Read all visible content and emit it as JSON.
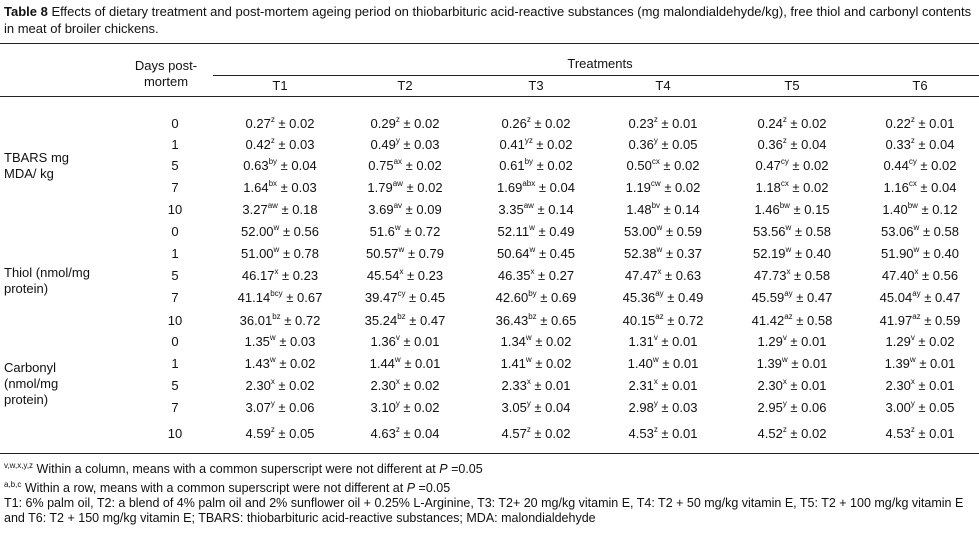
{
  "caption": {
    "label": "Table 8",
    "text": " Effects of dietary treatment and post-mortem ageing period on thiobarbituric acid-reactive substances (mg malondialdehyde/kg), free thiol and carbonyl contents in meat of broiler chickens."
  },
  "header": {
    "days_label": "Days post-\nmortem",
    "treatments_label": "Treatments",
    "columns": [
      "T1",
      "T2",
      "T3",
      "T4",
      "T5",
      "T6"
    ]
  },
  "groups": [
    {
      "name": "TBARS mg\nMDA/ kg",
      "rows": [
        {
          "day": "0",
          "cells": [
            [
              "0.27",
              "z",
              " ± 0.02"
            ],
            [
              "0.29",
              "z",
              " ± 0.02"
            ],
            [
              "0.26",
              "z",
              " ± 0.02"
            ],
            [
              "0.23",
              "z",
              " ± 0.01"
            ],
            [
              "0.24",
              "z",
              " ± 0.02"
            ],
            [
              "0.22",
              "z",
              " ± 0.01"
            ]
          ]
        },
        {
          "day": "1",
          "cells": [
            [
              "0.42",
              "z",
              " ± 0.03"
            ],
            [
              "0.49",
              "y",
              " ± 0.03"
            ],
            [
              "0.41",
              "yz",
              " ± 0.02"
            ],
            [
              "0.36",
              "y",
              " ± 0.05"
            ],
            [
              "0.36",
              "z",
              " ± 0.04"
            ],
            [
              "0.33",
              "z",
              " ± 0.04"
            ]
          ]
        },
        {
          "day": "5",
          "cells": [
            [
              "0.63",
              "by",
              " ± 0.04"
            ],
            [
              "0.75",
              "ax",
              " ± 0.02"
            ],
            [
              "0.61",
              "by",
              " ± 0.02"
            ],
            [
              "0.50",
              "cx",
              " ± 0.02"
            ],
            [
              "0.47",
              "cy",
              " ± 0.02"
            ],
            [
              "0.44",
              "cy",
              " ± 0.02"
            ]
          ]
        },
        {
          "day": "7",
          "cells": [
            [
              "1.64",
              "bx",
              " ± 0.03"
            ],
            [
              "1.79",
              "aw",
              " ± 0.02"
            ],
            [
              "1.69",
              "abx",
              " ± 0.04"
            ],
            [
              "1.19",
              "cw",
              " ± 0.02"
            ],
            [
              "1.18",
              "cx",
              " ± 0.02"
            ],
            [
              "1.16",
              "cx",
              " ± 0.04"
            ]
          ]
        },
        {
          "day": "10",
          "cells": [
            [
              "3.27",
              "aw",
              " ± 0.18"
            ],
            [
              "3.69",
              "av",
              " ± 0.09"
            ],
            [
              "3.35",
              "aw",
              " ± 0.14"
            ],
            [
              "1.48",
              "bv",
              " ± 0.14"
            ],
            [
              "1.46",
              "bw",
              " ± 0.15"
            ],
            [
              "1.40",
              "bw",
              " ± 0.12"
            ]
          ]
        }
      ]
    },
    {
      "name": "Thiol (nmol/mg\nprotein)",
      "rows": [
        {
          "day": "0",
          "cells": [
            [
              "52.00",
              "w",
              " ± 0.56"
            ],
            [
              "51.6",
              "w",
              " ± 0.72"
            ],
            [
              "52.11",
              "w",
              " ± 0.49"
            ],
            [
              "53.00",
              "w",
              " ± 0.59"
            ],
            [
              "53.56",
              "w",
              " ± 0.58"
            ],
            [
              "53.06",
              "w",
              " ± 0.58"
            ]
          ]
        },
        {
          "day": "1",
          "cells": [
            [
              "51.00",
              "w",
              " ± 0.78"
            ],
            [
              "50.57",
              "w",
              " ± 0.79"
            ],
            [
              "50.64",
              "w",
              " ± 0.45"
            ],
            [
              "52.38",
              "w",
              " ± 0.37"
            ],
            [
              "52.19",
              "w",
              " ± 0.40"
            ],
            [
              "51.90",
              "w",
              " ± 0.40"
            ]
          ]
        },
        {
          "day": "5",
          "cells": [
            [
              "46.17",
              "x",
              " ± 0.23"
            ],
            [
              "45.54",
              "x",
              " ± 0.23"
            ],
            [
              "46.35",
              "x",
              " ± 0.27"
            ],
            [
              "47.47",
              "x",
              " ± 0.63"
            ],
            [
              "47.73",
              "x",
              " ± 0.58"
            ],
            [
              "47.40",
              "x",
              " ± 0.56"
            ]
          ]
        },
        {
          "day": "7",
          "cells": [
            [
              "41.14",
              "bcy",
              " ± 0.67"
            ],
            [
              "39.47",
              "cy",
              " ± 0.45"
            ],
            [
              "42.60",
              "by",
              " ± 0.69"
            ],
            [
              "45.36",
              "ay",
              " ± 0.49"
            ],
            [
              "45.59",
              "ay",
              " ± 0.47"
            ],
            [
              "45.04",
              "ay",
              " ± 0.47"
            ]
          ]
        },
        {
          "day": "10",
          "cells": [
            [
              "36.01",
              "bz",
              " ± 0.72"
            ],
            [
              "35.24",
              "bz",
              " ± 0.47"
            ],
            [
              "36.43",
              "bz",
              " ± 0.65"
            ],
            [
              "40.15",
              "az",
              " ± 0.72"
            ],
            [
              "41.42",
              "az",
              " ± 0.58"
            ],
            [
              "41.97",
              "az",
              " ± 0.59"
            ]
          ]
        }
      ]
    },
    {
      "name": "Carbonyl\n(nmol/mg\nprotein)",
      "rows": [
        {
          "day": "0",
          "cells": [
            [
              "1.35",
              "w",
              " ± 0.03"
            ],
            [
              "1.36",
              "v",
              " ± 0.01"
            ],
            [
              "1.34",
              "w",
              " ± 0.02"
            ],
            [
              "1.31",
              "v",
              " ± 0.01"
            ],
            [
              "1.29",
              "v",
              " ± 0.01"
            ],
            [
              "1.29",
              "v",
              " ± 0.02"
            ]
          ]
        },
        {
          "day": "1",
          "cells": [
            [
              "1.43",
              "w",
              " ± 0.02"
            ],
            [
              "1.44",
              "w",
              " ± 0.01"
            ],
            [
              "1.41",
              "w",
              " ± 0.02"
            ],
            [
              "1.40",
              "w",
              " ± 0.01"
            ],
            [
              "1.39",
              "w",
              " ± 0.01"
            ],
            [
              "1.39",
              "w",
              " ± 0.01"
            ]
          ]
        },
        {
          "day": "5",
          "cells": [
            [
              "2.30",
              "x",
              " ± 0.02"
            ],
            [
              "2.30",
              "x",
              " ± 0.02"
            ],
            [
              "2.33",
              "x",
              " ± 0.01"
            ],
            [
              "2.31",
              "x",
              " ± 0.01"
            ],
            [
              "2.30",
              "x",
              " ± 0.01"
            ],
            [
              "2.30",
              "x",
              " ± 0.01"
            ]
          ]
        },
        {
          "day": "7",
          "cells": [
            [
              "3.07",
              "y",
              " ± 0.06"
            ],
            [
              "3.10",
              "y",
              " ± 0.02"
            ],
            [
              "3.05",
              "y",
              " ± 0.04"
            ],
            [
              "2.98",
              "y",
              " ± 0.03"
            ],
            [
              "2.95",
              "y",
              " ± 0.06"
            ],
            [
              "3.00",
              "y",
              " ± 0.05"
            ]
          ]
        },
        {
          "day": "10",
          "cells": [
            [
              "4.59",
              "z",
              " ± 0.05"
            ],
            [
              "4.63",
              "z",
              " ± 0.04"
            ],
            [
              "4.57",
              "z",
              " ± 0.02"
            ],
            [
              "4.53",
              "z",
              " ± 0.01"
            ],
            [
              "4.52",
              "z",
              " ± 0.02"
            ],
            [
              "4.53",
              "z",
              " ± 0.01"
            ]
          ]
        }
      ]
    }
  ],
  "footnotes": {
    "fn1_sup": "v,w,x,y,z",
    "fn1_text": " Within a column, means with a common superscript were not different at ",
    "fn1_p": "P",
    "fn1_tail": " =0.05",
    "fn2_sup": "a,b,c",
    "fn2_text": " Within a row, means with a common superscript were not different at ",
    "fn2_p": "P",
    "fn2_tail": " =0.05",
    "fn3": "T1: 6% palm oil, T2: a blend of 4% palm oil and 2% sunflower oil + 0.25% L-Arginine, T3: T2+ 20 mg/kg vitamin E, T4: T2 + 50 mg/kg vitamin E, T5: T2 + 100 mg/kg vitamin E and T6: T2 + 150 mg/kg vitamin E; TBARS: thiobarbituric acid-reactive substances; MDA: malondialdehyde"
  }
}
※ ※ ※
WHAT IS EXPECTED: Find how many lines in the entries above have the string "post" and report only that number.

ANSWER FOR THIS EXERCISE: 2